§ What you need to do: Repeat all of the data precisely.

§ Data for this exercise:
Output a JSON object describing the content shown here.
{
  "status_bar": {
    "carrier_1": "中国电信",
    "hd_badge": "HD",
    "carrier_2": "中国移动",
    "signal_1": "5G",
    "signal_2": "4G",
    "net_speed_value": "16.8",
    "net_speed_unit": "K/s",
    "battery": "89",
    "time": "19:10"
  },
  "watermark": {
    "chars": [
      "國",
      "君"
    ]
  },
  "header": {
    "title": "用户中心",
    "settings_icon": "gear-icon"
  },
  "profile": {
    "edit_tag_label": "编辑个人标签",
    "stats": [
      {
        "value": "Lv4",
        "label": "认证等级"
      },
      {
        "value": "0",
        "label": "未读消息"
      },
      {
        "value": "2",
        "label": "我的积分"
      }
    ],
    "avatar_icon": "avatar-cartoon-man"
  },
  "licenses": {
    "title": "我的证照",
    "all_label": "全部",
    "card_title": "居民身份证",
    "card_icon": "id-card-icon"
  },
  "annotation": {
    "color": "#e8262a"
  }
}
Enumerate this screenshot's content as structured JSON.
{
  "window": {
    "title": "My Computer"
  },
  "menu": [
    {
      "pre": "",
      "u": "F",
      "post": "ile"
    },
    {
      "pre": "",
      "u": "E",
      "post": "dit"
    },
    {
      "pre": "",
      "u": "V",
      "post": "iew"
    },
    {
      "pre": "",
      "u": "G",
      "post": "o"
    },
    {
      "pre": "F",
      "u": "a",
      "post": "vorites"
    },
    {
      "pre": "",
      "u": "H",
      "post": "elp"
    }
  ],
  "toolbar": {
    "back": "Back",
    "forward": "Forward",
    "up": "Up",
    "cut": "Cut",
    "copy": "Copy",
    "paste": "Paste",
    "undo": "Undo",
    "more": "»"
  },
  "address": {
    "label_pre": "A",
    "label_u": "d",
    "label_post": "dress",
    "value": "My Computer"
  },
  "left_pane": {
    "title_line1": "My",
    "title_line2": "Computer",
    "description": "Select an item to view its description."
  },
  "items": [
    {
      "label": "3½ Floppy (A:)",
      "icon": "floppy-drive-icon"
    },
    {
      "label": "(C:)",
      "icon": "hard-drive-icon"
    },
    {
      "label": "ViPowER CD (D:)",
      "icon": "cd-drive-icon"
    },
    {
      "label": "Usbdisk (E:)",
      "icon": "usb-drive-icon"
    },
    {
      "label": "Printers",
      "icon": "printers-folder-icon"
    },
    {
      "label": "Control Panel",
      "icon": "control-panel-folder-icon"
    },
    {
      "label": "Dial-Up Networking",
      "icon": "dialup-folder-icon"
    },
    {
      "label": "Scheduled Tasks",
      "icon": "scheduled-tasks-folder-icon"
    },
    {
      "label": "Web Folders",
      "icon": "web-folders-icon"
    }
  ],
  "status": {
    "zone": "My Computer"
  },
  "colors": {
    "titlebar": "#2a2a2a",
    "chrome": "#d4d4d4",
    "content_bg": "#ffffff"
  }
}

§ Written response:
Output a JSON object describing the content shown here.
{
  "status_bar": {
    "carrier_1": "中国电信",
    "hd_badge": "HD",
    "carrier_2": "中国移动",
    "signal_1": "5G",
    "signal_2": "4G",
    "net_speed_value": "16.8",
    "net_speed_unit": "K/s",
    "battery": "89",
    "time": "19:10"
  },
  "watermark": {
    "chars": [
      "國",
      "君"
    ]
  },
  "header": {
    "title": "用户中心",
    "settings_icon": "gear-icon"
  },
  "profile": {
    "edit_tag_label": "编辑个人标签",
    "stats": [
      {
        "value": "Lv4",
        "label": "认证等级"
      },
      {
        "value": "0",
        "label": "未读消息"
      },
      {
        "value": "2",
        "label": "我的积分"
      }
    ],
    "avatar_icon": "avatar-cartoon-man"
  },
  "licenses": {
    "title": "我的证照",
    "all_label": "全部",
    "card_title": "居民身份证",
    "card_icon": "id-card-icon"
  },
  "annotation": {
    "color": "#e8262a"
  }
}
Enumerate this screenshot's content as structured JSON.
{
  "window": {
    "title": "My Computer"
  },
  "menu": [
    {
      "pre": "",
      "u": "F",
      "post": "ile"
    },
    {
      "pre": "",
      "u": "E",
      "post": "dit"
    },
    {
      "pre": "",
      "u": "V",
      "post": "iew"
    },
    {
      "pre": "",
      "u": "G",
      "post": "o"
    },
    {
      "pre": "F",
      "u": "a",
      "post": "vorites"
    },
    {
      "pre": "",
      "u": "H",
      "post": "elp"
    }
  ],
  "toolbar": {
    "back": "Back",
    "forward": "Forward",
    "up": "Up",
    "cut": "Cut",
    "copy": "Copy",
    "paste": "Paste",
    "undo": "Undo",
    "more": "»"
  },
  "address": {
    "label_pre": "A",
    "label_u": "d",
    "label_post": "dress",
    "value": "My Computer"
  },
  "left_pane": {
    "title_line1": "My",
    "title_line2": "Computer",
    "description": "Select an item to view its description."
  },
  "items": [
    {
      "label": "3½ Floppy (A:)",
      "icon": "floppy-drive-icon"
    },
    {
      "label": "(C:)",
      "icon": "hard-drive-icon"
    },
    {
      "label": "ViPowER CD (D:)",
      "icon": "cd-drive-icon"
    },
    {
      "label": "Usbdisk (E:)",
      "icon": "usb-drive-icon"
    },
    {
      "label": "Printers",
      "icon": "printers-folder-icon"
    },
    {
      "label": "Control Panel",
      "icon": "control-panel-folder-icon"
    },
    {
      "label": "Dial-Up Networking",
      "icon": "dialup-folder-icon"
    },
    {
      "label": "Scheduled Tasks",
      "icon": "scheduled-tasks-folder-icon"
    },
    {
      "label": "Web Folders",
      "icon": "web-folders-icon"
    }
  ],
  "status": {
    "zone": "My Computer"
  },
  "colors": {
    "titlebar": "#2a2a2a",
    "chrome": "#d4d4d4",
    "content_bg": "#ffffff"
  }
}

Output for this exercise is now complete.